● Data entries:

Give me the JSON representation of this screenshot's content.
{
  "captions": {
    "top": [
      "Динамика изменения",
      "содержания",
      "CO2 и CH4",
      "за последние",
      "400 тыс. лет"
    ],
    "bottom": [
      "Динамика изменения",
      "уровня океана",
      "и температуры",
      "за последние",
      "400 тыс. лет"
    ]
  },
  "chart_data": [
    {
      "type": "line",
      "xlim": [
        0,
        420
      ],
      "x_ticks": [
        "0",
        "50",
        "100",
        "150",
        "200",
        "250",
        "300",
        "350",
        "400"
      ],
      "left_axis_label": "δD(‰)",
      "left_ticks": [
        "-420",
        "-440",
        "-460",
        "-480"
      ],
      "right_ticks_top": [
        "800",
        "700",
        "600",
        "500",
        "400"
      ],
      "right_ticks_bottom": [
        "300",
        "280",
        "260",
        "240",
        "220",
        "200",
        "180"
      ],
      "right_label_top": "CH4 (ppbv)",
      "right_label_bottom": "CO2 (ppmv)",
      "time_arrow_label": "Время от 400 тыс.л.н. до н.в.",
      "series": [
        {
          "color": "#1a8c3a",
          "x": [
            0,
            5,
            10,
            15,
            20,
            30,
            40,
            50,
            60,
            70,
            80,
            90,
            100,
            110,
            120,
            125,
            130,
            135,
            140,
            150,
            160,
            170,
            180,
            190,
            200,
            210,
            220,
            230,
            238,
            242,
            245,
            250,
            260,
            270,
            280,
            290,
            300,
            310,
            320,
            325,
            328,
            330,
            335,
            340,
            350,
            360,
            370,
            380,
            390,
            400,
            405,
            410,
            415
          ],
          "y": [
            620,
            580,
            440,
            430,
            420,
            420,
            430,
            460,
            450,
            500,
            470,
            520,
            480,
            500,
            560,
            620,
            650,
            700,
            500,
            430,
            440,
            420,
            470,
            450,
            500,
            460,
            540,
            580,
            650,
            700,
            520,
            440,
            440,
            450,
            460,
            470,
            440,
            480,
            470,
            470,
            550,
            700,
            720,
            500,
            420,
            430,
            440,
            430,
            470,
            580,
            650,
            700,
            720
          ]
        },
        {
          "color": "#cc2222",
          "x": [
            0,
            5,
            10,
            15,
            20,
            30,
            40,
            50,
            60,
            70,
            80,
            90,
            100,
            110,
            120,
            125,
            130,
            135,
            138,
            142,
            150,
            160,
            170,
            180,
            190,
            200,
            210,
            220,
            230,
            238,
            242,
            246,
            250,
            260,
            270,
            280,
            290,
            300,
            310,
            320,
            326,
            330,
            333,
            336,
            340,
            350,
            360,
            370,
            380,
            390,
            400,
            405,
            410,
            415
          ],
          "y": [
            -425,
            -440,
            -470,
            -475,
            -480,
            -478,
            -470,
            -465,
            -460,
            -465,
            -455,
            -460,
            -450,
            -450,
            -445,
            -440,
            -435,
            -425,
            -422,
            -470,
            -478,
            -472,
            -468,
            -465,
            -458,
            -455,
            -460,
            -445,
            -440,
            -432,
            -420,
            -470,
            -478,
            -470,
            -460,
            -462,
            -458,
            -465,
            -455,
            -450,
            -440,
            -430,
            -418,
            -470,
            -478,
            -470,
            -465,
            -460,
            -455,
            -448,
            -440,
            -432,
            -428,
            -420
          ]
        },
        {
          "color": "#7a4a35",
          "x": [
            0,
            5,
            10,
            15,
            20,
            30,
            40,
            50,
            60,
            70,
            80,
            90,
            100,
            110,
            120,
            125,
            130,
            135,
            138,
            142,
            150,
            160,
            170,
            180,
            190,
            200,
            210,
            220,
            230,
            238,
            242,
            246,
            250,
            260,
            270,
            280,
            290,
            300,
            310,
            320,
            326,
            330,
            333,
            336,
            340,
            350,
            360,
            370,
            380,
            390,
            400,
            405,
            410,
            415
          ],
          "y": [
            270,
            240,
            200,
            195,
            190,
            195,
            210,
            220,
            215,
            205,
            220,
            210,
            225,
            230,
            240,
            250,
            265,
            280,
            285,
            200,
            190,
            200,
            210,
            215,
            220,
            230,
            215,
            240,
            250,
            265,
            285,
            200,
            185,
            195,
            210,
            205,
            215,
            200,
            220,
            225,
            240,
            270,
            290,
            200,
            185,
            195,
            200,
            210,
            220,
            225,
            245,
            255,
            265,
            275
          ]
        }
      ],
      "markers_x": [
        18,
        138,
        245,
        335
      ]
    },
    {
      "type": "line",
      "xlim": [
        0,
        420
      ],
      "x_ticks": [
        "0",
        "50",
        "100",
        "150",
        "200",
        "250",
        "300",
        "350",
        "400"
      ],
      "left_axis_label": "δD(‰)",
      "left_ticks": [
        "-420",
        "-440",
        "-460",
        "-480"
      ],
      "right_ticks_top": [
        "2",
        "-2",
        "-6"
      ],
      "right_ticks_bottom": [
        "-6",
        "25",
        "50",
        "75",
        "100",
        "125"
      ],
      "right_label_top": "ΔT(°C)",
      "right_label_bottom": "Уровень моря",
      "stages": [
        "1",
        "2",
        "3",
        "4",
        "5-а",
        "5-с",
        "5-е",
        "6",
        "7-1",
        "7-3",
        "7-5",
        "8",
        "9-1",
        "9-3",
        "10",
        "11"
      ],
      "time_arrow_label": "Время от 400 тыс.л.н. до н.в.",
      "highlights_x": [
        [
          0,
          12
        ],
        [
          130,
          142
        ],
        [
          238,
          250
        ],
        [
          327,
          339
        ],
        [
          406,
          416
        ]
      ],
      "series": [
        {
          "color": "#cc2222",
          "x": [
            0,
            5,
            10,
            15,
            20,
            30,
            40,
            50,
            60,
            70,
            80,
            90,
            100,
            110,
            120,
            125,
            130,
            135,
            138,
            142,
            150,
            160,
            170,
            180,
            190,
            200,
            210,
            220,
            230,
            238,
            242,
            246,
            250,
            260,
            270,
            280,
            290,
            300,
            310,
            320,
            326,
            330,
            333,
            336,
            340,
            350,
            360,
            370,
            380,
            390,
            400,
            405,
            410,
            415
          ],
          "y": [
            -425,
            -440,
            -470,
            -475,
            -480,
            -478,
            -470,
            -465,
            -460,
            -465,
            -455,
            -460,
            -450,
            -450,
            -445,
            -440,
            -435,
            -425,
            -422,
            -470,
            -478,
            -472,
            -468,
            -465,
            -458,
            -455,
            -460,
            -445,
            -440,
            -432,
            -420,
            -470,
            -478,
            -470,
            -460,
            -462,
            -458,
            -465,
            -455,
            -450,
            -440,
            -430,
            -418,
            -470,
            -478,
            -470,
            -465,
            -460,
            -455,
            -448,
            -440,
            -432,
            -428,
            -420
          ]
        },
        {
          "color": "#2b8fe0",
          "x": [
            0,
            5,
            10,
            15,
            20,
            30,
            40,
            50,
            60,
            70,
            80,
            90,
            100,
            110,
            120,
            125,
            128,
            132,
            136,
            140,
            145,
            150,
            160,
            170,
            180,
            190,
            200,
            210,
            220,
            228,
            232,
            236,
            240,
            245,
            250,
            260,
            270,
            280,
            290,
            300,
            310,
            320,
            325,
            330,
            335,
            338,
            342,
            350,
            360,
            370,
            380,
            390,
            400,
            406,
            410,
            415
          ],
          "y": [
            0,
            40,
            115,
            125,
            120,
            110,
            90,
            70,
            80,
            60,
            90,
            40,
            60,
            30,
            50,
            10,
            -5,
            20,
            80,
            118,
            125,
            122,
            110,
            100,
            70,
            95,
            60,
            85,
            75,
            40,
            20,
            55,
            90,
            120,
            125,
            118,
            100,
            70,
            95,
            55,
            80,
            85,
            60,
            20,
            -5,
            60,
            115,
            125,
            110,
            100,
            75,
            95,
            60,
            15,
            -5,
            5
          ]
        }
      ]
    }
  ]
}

● What the exercise asks: Restate the listing in full, word for word.

● Problem solution:
Give me the JSON representation of this screenshot's content.
{
  "captions": {
    "top": [
      "Динамика изменения",
      "содержания",
      "CO2 и CH4",
      "за последние",
      "400 тыс. лет"
    ],
    "bottom": [
      "Динамика изменения",
      "уровня океана",
      "и температуры",
      "за последние",
      "400 тыс. лет"
    ]
  },
  "chart_data": [
    {
      "type": "line",
      "xlim": [
        0,
        420
      ],
      "x_ticks": [
        "0",
        "50",
        "100",
        "150",
        "200",
        "250",
        "300",
        "350",
        "400"
      ],
      "left_axis_label": "δD(‰)",
      "left_ticks": [
        "-420",
        "-440",
        "-460",
        "-480"
      ],
      "right_ticks_top": [
        "800",
        "700",
        "600",
        "500",
        "400"
      ],
      "right_ticks_bottom": [
        "300",
        "280",
        "260",
        "240",
        "220",
        "200",
        "180"
      ],
      "right_label_top": "CH4 (ppbv)",
      "right_label_bottom": "CO2 (ppmv)",
      "time_arrow_label": "Время от 400 тыс.л.н. до н.в.",
      "series": [
        {
          "color": "#1a8c3a",
          "x": [
            0,
            5,
            10,
            15,
            20,
            30,
            40,
            50,
            60,
            70,
            80,
            90,
            100,
            110,
            120,
            125,
            130,
            135,
            140,
            150,
            160,
            170,
            180,
            190,
            200,
            210,
            220,
            230,
            238,
            242,
            245,
            250,
            260,
            270,
            280,
            290,
            300,
            310,
            320,
            325,
            328,
            330,
            335,
            340,
            350,
            360,
            370,
            380,
            390,
            400,
            405,
            410,
            415
          ],
          "y": [
            620,
            580,
            440,
            430,
            420,
            420,
            430,
            460,
            450,
            500,
            470,
            520,
            480,
            500,
            560,
            620,
            650,
            700,
            500,
            430,
            440,
            420,
            470,
            450,
            500,
            460,
            540,
            580,
            650,
            700,
            520,
            440,
            440,
            450,
            460,
            470,
            440,
            480,
            470,
            470,
            550,
            700,
            720,
            500,
            420,
            430,
            440,
            430,
            470,
            580,
            650,
            700,
            720
          ]
        },
        {
          "color": "#cc2222",
          "x": [
            0,
            5,
            10,
            15,
            20,
            30,
            40,
            50,
            60,
            70,
            80,
            90,
            100,
            110,
            120,
            125,
            130,
            135,
            138,
            142,
            150,
            160,
            170,
            180,
            190,
            200,
            210,
            220,
            230,
            238,
            242,
            246,
            250,
            260,
            270,
            280,
            290,
            300,
            310,
            320,
            326,
            330,
            333,
            336,
            340,
            350,
            360,
            370,
            380,
            390,
            400,
            405,
            410,
            415
          ],
          "y": [
            -425,
            -440,
            -470,
            -475,
            -480,
            -478,
            -470,
            -465,
            -460,
            -465,
            -455,
            -460,
            -450,
            -450,
            -445,
            -440,
            -435,
            -425,
            -422,
            -470,
            -478,
            -472,
            -468,
            -465,
            -458,
            -455,
            -460,
            -445,
            -440,
            -432,
            -420,
            -470,
            -478,
            -470,
            -460,
            -462,
            -458,
            -465,
            -455,
            -450,
            -440,
            -430,
            -418,
            -470,
            -478,
            -470,
            -465,
            -460,
            -455,
            -448,
            -440,
            -432,
            -428,
            -420
          ]
        },
        {
          "color": "#7a4a35",
          "x": [
            0,
            5,
            10,
            15,
            20,
            30,
            40,
            50,
            60,
            70,
            80,
            90,
            100,
            110,
            120,
            125,
            130,
            135,
            138,
            142,
            150,
            160,
            170,
            180,
            190,
            200,
            210,
            220,
            230,
            238,
            242,
            246,
            250,
            260,
            270,
            280,
            290,
            300,
            310,
            320,
            326,
            330,
            333,
            336,
            340,
            350,
            360,
            370,
            380,
            390,
            400,
            405,
            410,
            415
          ],
          "y": [
            270,
            240,
            200,
            195,
            190,
            195,
            210,
            220,
            215,
            205,
            220,
            210,
            225,
            230,
            240,
            250,
            265,
            280,
            285,
            200,
            190,
            200,
            210,
            215,
            220,
            230,
            215,
            240,
            250,
            265,
            285,
            200,
            185,
            195,
            210,
            205,
            215,
            200,
            220,
            225,
            240,
            270,
            290,
            200,
            185,
            195,
            200,
            210,
            220,
            225,
            245,
            255,
            265,
            275
          ]
        }
      ],
      "markers_x": [
        18,
        138,
        245,
        335
      ]
    },
    {
      "type": "line",
      "xlim": [
        0,
        420
      ],
      "x_ticks": [
        "0",
        "50",
        "100",
        "150",
        "200",
        "250",
        "300",
        "350",
        "400"
      ],
      "left_axis_label": "δD(‰)",
      "left_ticks": [
        "-420",
        "-440",
        "-460",
        "-480"
      ],
      "right_ticks_top": [
        "2",
        "-2",
        "-6"
      ],
      "right_ticks_bottom": [
        "-6",
        "25",
        "50",
        "75",
        "100",
        "125"
      ],
      "right_label_top": "ΔT(°C)",
      "right_label_bottom": "Уровень моря",
      "stages": [
        "1",
        "2",
        "3",
        "4",
        "5-а",
        "5-с",
        "5-е",
        "6",
        "7-1",
        "7-3",
        "7-5",
        "8",
        "9-1",
        "9-3",
        "10",
        "11"
      ],
      "time_arrow_label": "Время от 400 тыс.л.н. до н.в.",
      "highlights_x": [
        [
          0,
          12
        ],
        [
          130,
          142
        ],
        [
          238,
          250
        ],
        [
          327,
          339
        ],
        [
          406,
          416
        ]
      ],
      "series": [
        {
          "color": "#cc2222",
          "x": [
            0,
            5,
            10,
            15,
            20,
            30,
            40,
            50,
            60,
            70,
            80,
            90,
            100,
            110,
            120,
            125,
            130,
            135,
            138,
            142,
            150,
            160,
            170,
            180,
            190,
            200,
            210,
            220,
            230,
            238,
            242,
            246,
            250,
            260,
            270,
            280,
            290,
            300,
            310,
            320,
            326,
            330,
            333,
            336,
            340,
            350,
            360,
            370,
            380,
            390,
            400,
            405,
            410,
            415
          ],
          "y": [
            -425,
            -440,
            -470,
            -475,
            -480,
            -478,
            -470,
            -465,
            -460,
            -465,
            -455,
            -460,
            -450,
            -450,
            -445,
            -440,
            -435,
            -425,
            -422,
            -470,
            -478,
            -472,
            -468,
            -465,
            -458,
            -455,
            -460,
            -445,
            -440,
            -432,
            -420,
            -470,
            -478,
            -470,
            -460,
            -462,
            -458,
            -465,
            -455,
            -450,
            -440,
            -430,
            -418,
            -470,
            -478,
            -470,
            -465,
            -460,
            -455,
            -448,
            -440,
            -432,
            -428,
            -420
          ]
        },
        {
          "color": "#2b8fe0",
          "x": [
            0,
            5,
            10,
            15,
            20,
            30,
            40,
            50,
            60,
            70,
            80,
            90,
            100,
            110,
            120,
            125,
            128,
            132,
            136,
            140,
            145,
            150,
            160,
            170,
            180,
            190,
            200,
            210,
            220,
            228,
            232,
            236,
            240,
            245,
            250,
            260,
            270,
            280,
            290,
            300,
            310,
            320,
            325,
            330,
            335,
            338,
            342,
            350,
            360,
            370,
            380,
            390,
            400,
            406,
            410,
            415
          ],
          "y": [
            0,
            40,
            115,
            125,
            120,
            110,
            90,
            70,
            80,
            60,
            90,
            40,
            60,
            30,
            50,
            10,
            -5,
            20,
            80,
            118,
            125,
            122,
            110,
            100,
            70,
            95,
            60,
            85,
            75,
            40,
            20,
            55,
            90,
            120,
            125,
            118,
            100,
            70,
            95,
            55,
            80,
            85,
            60,
            20,
            -5,
            60,
            115,
            125,
            110,
            100,
            75,
            95,
            60,
            15,
            -5,
            5
          ]
        }
      ]
    }
  ]
}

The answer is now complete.